Examine the entries below, count the lines holding the string "校米粒校园", and respond with the number only.

SOURCE MATERIAL:

>> Begin

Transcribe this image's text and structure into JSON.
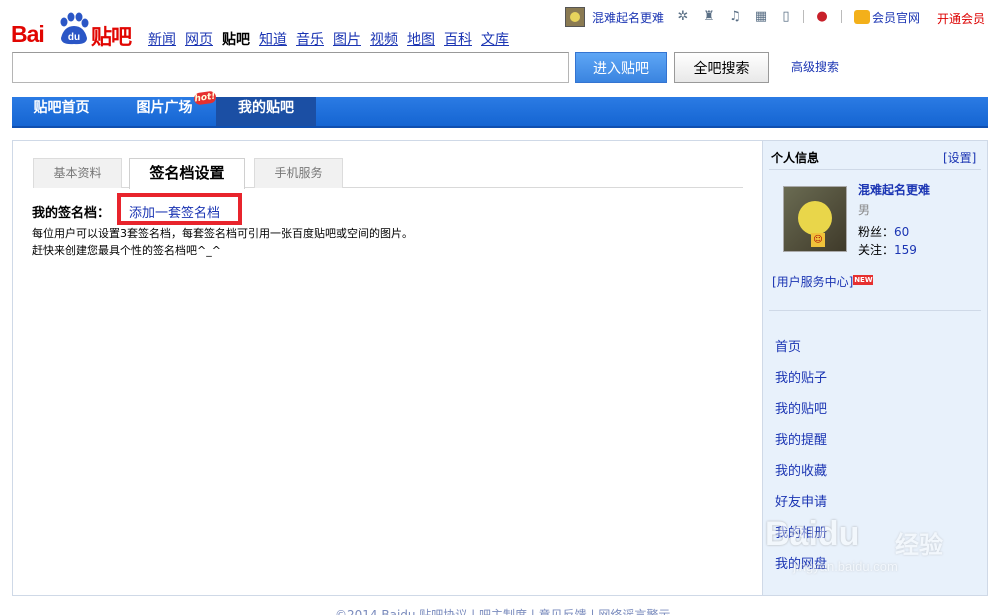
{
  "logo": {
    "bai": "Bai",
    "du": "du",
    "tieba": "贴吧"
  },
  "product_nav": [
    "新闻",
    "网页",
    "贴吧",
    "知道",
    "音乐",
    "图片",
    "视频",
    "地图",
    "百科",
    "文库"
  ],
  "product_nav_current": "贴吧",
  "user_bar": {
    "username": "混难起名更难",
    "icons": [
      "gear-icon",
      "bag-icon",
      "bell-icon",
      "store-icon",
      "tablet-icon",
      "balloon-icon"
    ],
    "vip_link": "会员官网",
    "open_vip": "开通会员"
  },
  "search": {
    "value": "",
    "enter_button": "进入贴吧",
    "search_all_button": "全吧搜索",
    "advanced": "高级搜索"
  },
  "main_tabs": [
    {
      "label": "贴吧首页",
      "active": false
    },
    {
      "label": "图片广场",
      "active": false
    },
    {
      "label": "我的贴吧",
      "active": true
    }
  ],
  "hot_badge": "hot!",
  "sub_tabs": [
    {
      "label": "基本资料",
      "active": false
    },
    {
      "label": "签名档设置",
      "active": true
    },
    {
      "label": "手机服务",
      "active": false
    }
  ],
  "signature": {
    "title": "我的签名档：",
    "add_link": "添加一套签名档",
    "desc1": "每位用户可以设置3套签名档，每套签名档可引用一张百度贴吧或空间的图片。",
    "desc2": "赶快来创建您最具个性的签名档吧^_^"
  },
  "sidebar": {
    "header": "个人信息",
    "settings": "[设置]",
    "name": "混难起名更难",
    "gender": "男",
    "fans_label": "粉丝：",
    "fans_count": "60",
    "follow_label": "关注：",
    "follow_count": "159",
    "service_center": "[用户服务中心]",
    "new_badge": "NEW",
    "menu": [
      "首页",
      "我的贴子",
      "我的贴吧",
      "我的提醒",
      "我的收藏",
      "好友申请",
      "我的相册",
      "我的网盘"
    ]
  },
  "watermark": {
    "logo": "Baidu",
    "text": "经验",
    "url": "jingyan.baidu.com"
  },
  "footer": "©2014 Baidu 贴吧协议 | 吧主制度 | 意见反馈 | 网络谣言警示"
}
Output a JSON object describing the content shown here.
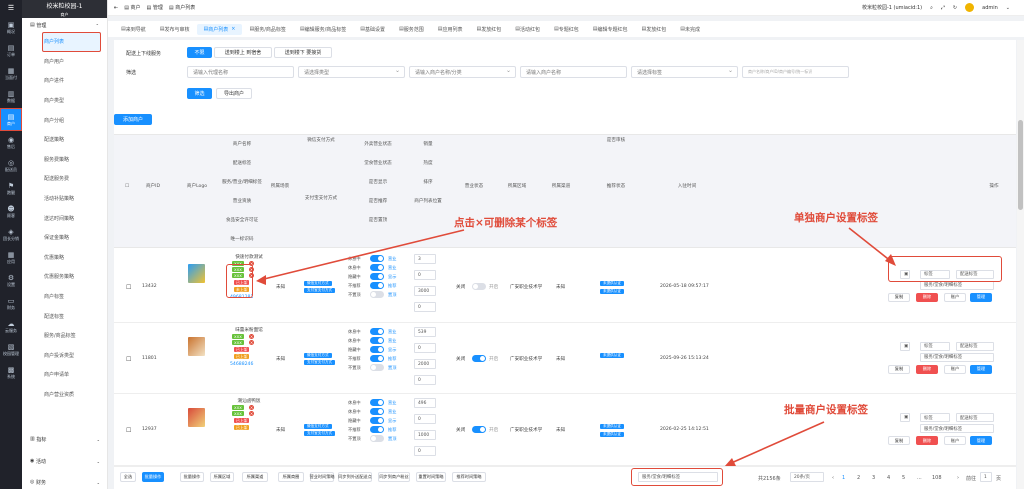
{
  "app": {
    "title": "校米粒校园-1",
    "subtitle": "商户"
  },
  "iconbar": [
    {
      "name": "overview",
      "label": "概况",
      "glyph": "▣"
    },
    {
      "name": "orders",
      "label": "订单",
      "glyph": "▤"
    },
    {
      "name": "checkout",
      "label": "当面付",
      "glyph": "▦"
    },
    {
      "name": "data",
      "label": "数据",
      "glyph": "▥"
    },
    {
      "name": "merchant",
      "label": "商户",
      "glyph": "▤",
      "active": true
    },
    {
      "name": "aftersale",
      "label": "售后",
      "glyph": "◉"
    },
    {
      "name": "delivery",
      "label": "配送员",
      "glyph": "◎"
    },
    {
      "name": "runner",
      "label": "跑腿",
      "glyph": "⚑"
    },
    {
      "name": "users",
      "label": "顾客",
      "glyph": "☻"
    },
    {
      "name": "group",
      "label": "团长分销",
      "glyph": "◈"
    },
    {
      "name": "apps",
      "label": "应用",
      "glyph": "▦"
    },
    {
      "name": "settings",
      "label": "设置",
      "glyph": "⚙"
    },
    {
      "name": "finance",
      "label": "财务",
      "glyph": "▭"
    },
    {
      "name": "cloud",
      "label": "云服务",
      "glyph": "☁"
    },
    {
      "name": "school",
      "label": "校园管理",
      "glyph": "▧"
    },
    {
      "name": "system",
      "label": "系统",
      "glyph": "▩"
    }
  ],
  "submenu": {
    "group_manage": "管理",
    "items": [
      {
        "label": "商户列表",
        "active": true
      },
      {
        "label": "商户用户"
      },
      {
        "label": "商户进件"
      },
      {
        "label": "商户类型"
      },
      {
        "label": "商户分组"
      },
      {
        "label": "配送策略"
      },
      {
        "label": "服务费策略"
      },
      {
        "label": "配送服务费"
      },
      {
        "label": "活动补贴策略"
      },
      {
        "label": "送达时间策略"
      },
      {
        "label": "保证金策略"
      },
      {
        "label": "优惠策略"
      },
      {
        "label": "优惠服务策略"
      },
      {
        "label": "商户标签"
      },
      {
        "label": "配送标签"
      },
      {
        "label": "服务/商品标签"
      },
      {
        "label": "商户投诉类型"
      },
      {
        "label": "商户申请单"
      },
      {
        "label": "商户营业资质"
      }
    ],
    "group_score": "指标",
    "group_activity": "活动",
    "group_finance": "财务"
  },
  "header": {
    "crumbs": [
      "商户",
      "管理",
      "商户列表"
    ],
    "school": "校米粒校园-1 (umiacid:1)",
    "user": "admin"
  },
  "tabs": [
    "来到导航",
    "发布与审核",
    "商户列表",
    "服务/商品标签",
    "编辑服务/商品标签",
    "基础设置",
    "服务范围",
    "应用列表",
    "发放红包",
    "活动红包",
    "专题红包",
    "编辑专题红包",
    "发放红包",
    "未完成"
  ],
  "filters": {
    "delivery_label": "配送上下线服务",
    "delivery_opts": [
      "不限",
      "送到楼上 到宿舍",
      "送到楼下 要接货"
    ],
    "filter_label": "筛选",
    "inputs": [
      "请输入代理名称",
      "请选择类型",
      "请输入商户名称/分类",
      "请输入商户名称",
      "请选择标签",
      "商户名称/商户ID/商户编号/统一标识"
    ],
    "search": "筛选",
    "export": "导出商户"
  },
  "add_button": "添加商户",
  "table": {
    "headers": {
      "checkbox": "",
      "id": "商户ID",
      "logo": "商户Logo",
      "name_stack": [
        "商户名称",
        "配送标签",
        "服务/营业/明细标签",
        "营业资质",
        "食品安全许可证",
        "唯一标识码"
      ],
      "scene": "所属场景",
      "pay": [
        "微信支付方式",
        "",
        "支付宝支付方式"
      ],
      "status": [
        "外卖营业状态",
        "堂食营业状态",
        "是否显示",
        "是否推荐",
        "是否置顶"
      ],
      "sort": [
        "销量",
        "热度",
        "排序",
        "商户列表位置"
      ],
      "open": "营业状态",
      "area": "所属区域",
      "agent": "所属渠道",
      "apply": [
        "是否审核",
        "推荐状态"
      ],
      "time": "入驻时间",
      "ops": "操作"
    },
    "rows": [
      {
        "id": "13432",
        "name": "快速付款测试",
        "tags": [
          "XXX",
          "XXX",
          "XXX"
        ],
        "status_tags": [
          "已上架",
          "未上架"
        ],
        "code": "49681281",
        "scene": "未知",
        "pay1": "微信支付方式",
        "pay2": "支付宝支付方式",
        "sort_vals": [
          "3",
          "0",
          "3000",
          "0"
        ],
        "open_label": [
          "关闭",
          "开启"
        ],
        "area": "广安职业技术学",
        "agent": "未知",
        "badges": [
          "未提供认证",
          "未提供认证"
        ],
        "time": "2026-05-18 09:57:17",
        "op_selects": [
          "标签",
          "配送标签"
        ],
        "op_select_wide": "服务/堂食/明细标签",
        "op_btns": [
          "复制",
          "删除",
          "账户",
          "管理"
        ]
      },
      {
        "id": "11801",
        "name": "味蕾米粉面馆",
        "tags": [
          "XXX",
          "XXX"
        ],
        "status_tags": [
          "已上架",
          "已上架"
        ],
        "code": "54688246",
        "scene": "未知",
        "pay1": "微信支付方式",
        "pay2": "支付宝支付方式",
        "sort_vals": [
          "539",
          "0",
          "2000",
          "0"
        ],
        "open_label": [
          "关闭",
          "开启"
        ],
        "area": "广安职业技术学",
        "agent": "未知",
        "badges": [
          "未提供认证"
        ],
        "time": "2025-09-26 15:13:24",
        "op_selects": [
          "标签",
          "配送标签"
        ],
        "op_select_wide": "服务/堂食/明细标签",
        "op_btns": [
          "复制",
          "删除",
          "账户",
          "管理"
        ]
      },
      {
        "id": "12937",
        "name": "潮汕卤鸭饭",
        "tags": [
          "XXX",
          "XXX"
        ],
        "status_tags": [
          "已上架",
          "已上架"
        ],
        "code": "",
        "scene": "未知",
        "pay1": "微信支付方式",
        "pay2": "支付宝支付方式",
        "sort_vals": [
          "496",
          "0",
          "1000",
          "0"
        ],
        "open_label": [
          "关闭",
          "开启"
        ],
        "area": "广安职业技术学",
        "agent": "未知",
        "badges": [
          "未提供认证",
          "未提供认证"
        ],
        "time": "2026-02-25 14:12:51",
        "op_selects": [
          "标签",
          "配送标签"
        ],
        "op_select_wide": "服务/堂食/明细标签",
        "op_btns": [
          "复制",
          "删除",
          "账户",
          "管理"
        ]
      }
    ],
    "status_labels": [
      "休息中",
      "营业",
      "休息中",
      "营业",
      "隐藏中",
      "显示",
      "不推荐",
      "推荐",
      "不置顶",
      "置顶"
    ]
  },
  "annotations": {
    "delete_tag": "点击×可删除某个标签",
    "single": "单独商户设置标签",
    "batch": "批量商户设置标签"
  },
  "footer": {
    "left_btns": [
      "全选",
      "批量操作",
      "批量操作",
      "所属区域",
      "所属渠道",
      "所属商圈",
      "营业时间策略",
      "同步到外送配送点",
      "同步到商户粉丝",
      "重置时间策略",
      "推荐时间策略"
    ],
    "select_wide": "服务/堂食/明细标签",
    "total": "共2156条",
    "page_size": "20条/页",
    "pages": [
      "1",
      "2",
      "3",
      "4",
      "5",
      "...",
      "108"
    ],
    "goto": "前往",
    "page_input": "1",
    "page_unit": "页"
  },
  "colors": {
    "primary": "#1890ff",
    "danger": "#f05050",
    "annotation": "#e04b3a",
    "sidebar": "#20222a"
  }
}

>> End

ANSWER FOR THE TASK:
2